* [Records provided]
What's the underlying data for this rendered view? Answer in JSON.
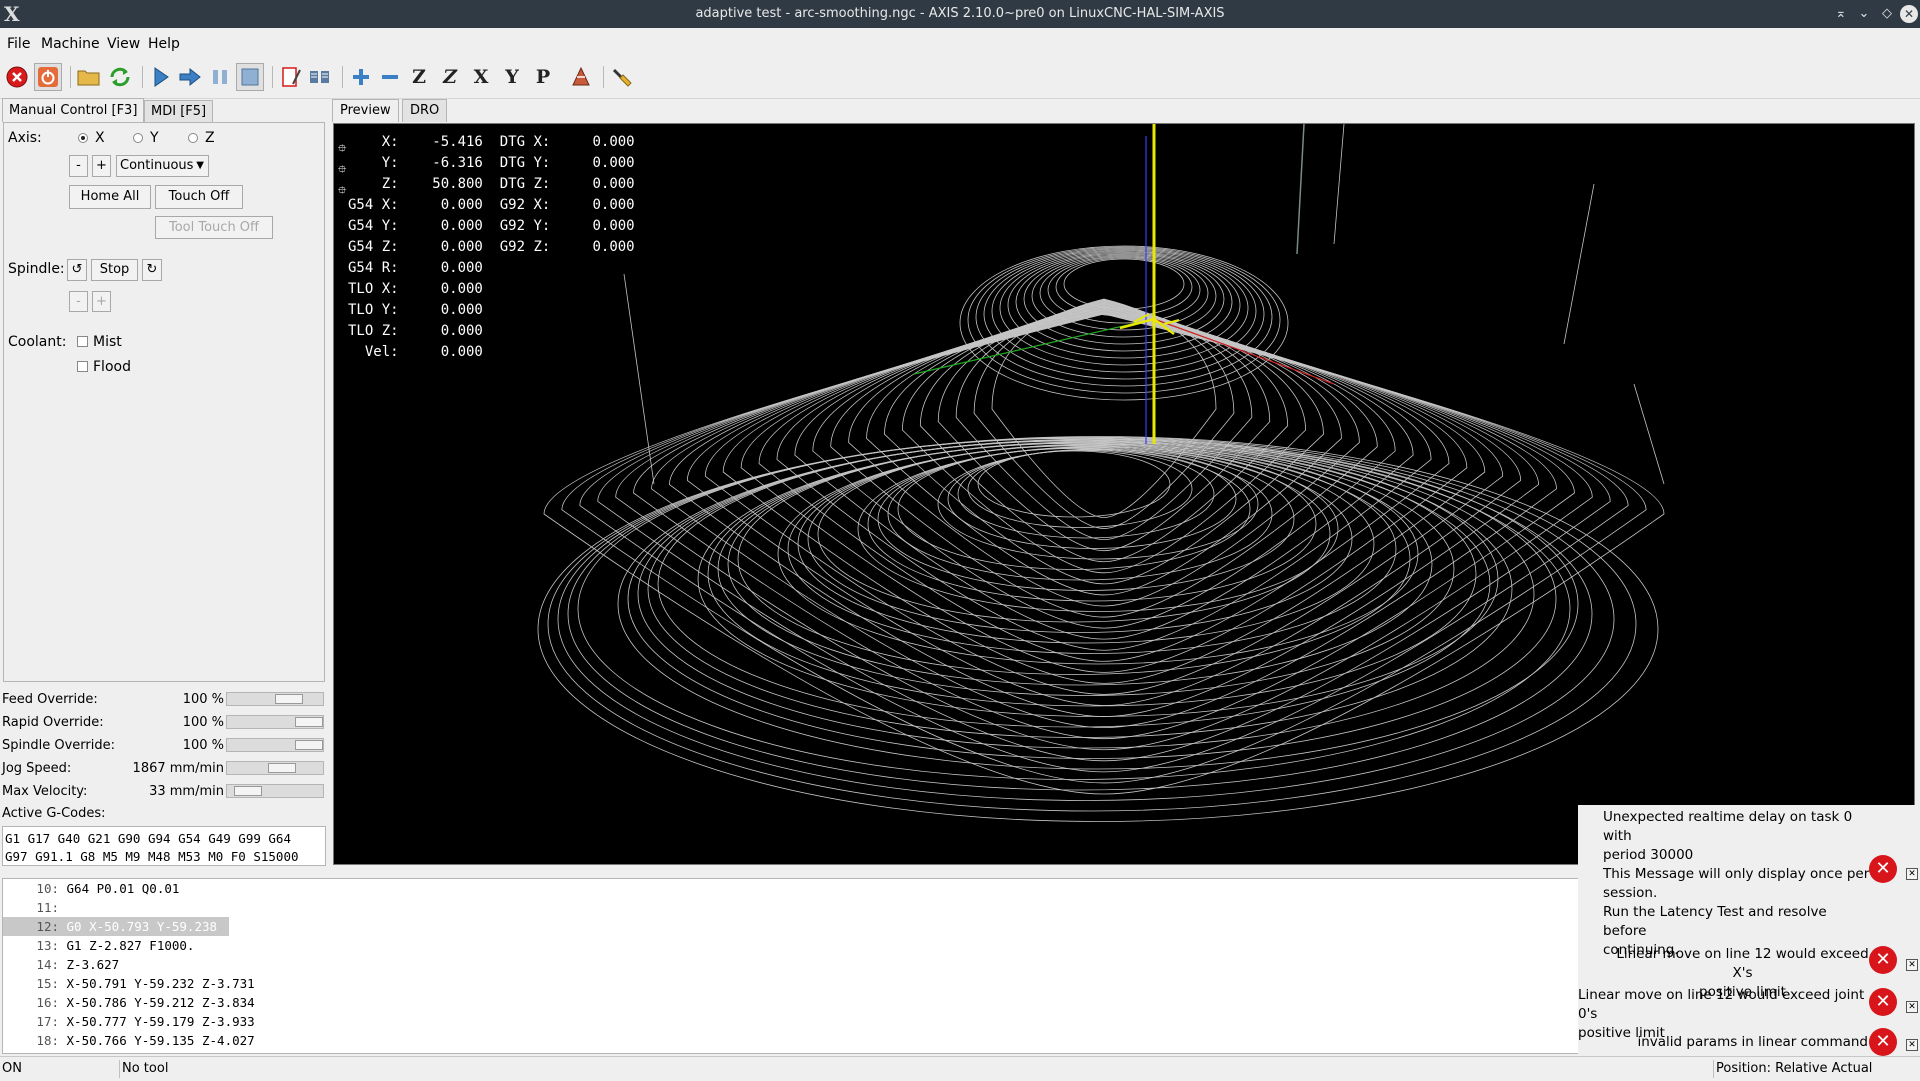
{
  "window": {
    "title": "adaptive test - arc-smoothing.ngc - AXIS 2.10.0~pre0 on LinuxCNC-HAL-SIM-AXIS"
  },
  "menu": {
    "file": "File",
    "machine": "Machine",
    "view": "View",
    "help": "Help"
  },
  "toolbar": {
    "icons": [
      "estop-icon",
      "power-icon",
      "open-file-icon",
      "reload-icon",
      "run-icon",
      "step-icon",
      "pause-icon",
      "stop-icon",
      "block-delete-icon",
      "optional-stop-icon",
      "zoom-in-icon",
      "zoom-out-icon",
      "view-z-icon",
      "view-z2-icon",
      "view-x-icon",
      "view-y-icon",
      "view-p-icon",
      "rotate-icon",
      "clear-plot-icon"
    ],
    "letters": {
      "z": "Z",
      "x": "X",
      "y": "Y",
      "p": "P"
    }
  },
  "tabs": {
    "manual": "Manual Control [F3]",
    "mdi": "MDI [F5]",
    "preview": "Preview",
    "dro": "DRO"
  },
  "manual": {
    "axis_label": "Axis:",
    "axes": [
      "X",
      "Y",
      "Z"
    ],
    "selected_axis": "X",
    "minus": "-",
    "plus": "+",
    "jog_mode": "Continuous",
    "home_all": "Home All",
    "touch_off": "Touch Off",
    "tool_touch_off": "Tool Touch Off",
    "spindle_label": "Spindle:",
    "spindle_stop": "Stop",
    "coolant_label": "Coolant:",
    "mist": "Mist",
    "flood": "Flood"
  },
  "overrides": [
    {
      "label": "Feed Override:",
      "value": "100 %",
      "level": 0.7
    },
    {
      "label": "Rapid Override:",
      "value": "100 %",
      "level": 1.0
    },
    {
      "label": "Spindle Override:",
      "value": "100 %",
      "level": 1.0
    },
    {
      "label": "Jog Speed:",
      "value": "1867 mm/min",
      "level": 0.6
    },
    {
      "label": "Max Velocity:",
      "value": "33 mm/min",
      "level": 0.1
    }
  ],
  "gcodes": {
    "label": "Active G-Codes:",
    "line1": "G1 G17 G40 G21 G90 G94 G54 G49 G99 G64",
    "line2": "G97 G91.1 G8 M5 M9 M48 M53 M0 F0 S15000"
  },
  "dro": [
    {
      "l1": "X:",
      "v1": "-5.416",
      "l2": "DTG X:",
      "v2": "0.000"
    },
    {
      "l1": "Y:",
      "v1": "-6.316",
      "l2": "DTG Y:",
      "v2": "0.000"
    },
    {
      "l1": "Z:",
      "v1": "50.800",
      "l2": "DTG Z:",
      "v2": "0.000"
    },
    {
      "l1": "G54 X:",
      "v1": "0.000",
      "l2": "G92 X:",
      "v2": "0.000"
    },
    {
      "l1": "G54 Y:",
      "v1": "0.000",
      "l2": "G92 Y:",
      "v2": "0.000"
    },
    {
      "l1": "G54 Z:",
      "v1": "0.000",
      "l2": "G92 Z:",
      "v2": "0.000"
    },
    {
      "l1": "G54 R:",
      "v1": "0.000",
      "l2": "",
      "v2": ""
    },
    {
      "l1": "TLO X:",
      "v1": "0.000",
      "l2": "",
      "v2": ""
    },
    {
      "l1": "TLO Y:",
      "v1": "0.000",
      "l2": "",
      "v2": ""
    },
    {
      "l1": "TLO Z:",
      "v1": "0.000",
      "l2": "",
      "v2": ""
    },
    {
      "l1": "Vel:",
      "v1": "0.000",
      "l2": "",
      "v2": ""
    }
  ],
  "code": [
    {
      "n": "10:",
      "t": "G64 P0.01 Q0.01"
    },
    {
      "n": "11:",
      "t": ""
    },
    {
      "n": "12:",
      "t": "G0 X-50.793 Y-59.238"
    },
    {
      "n": "13:",
      "t": "G1 Z-2.827 F1000."
    },
    {
      "n": "14:",
      "t": "Z-3.627"
    },
    {
      "n": "15:",
      "t": "X-50.791 Y-59.232 Z-3.731"
    },
    {
      "n": "16:",
      "t": "X-50.786 Y-59.212 Z-3.834"
    },
    {
      "n": "17:",
      "t": "X-50.777 Y-59.179 Z-3.933"
    },
    {
      "n": "18:",
      "t": "X-50.766 Y-59.135 Z-4.027"
    }
  ],
  "notifications": {
    "n1": [
      "Unexpected realtime delay on task 0 with",
      "period 30000",
      "This Message will only display once per",
      "session.",
      "Run the Latency Test and resolve before",
      "continuing."
    ],
    "n2": [
      "Linear move on line 12 would exceed X's",
      "positive limit"
    ],
    "n3": [
      "Linear move on line 12 would exceed joint 0's",
      "positive limit"
    ],
    "n4": [
      "invalid params in linear command"
    ]
  },
  "status": {
    "machine": "ON",
    "tool": "No tool",
    "position": "Position: Relative Actual"
  }
}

* [Exercise details]
Using the data above, print every line exactly, omitting pictures.

* [Task answer]
What's the underlying data for this rendered view? Answer in JSON.
{
  "window": {
    "title": "adaptive test - arc-smoothing.ngc - AXIS 2.10.0~pre0 on LinuxCNC-HAL-SIM-AXIS"
  },
  "menu": {
    "file": "File",
    "machine": "Machine",
    "view": "View",
    "help": "Help"
  },
  "toolbar": {
    "icons": [
      "estop-icon",
      "power-icon",
      "open-file-icon",
      "reload-icon",
      "run-icon",
      "step-icon",
      "pause-icon",
      "stop-icon",
      "block-delete-icon",
      "optional-stop-icon",
      "zoom-in-icon",
      "zoom-out-icon",
      "view-z-icon",
      "view-z2-icon",
      "view-x-icon",
      "view-y-icon",
      "view-p-icon",
      "rotate-icon",
      "clear-plot-icon"
    ],
    "letters": {
      "z": "Z",
      "x": "X",
      "y": "Y",
      "p": "P"
    }
  },
  "tabs": {
    "manual": "Manual Control [F3]",
    "mdi": "MDI [F5]",
    "preview": "Preview",
    "dro": "DRO"
  },
  "manual": {
    "axis_label": "Axis:",
    "axes": [
      "X",
      "Y",
      "Z"
    ],
    "selected_axis": "X",
    "minus": "-",
    "plus": "+",
    "jog_mode": "Continuous",
    "home_all": "Home All",
    "touch_off": "Touch Off",
    "tool_touch_off": "Tool Touch Off",
    "spindle_label": "Spindle:",
    "spindle_stop": "Stop",
    "coolant_label": "Coolant:",
    "mist": "Mist",
    "flood": "Flood"
  },
  "overrides": [
    {
      "label": "Feed Override:",
      "value": "100 %",
      "level": 0.7
    },
    {
      "label": "Rapid Override:",
      "value": "100 %",
      "level": 1.0
    },
    {
      "label": "Spindle Override:",
      "value": "100 %",
      "level": 1.0
    },
    {
      "label": "Jog Speed:",
      "value": "1867 mm/min",
      "level": 0.6
    },
    {
      "label": "Max Velocity:",
      "value": "33 mm/min",
      "level": 0.1
    }
  ],
  "gcodes": {
    "label": "Active G-Codes:",
    "line1": "G1 G17 G40 G21 G90 G94 G54 G49 G99 G64",
    "line2": "G97 G91.1 G8 M5 M9 M48 M53 M0 F0 S15000"
  },
  "dro": [
    {
      "l1": "X:",
      "v1": "-5.416",
      "l2": "DTG X:",
      "v2": "0.000"
    },
    {
      "l1": "Y:",
      "v1": "-6.316",
      "l2": "DTG Y:",
      "v2": "0.000"
    },
    {
      "l1": "Z:",
      "v1": "50.800",
      "l2": "DTG Z:",
      "v2": "0.000"
    },
    {
      "l1": "G54 X:",
      "v1": "0.000",
      "l2": "G92 X:",
      "v2": "0.000"
    },
    {
      "l1": "G54 Y:",
      "v1": "0.000",
      "l2": "G92 Y:",
      "v2": "0.000"
    },
    {
      "l1": "G54 Z:",
      "v1": "0.000",
      "l2": "G92 Z:",
      "v2": "0.000"
    },
    {
      "l1": "G54 R:",
      "v1": "0.000",
      "l2": "",
      "v2": ""
    },
    {
      "l1": "TLO X:",
      "v1": "0.000",
      "l2": "",
      "v2": ""
    },
    {
      "l1": "TLO Y:",
      "v1": "0.000",
      "l2": "",
      "v2": ""
    },
    {
      "l1": "TLO Z:",
      "v1": "0.000",
      "l2": "",
      "v2": ""
    },
    {
      "l1": "Vel:",
      "v1": "0.000",
      "l2": "",
      "v2": ""
    }
  ],
  "code": [
    {
      "n": "10:",
      "t": "G64 P0.01 Q0.01"
    },
    {
      "n": "11:",
      "t": ""
    },
    {
      "n": "12:",
      "t": "G0 X-50.793 Y-59.238"
    },
    {
      "n": "13:",
      "t": "G1 Z-2.827 F1000."
    },
    {
      "n": "14:",
      "t": "Z-3.627"
    },
    {
      "n": "15:",
      "t": "X-50.791 Y-59.232 Z-3.731"
    },
    {
      "n": "16:",
      "t": "X-50.786 Y-59.212 Z-3.834"
    },
    {
      "n": "17:",
      "t": "X-50.777 Y-59.179 Z-3.933"
    },
    {
      "n": "18:",
      "t": "X-50.766 Y-59.135 Z-4.027"
    }
  ],
  "notifications": {
    "n1": [
      "Unexpected realtime delay on task 0 with",
      "period 30000",
      "This Message will only display once per",
      "session.",
      "Run the Latency Test and resolve before",
      "continuing."
    ],
    "n2": [
      "Linear move on line 12 would exceed X's",
      "positive limit"
    ],
    "n3": [
      "Linear move on line 12 would exceed joint 0's",
      "positive limit"
    ],
    "n4": [
      "invalid params in linear command"
    ]
  },
  "status": {
    "machine": "ON",
    "tool": "No tool",
    "position": "Position: Relative Actual"
  }
}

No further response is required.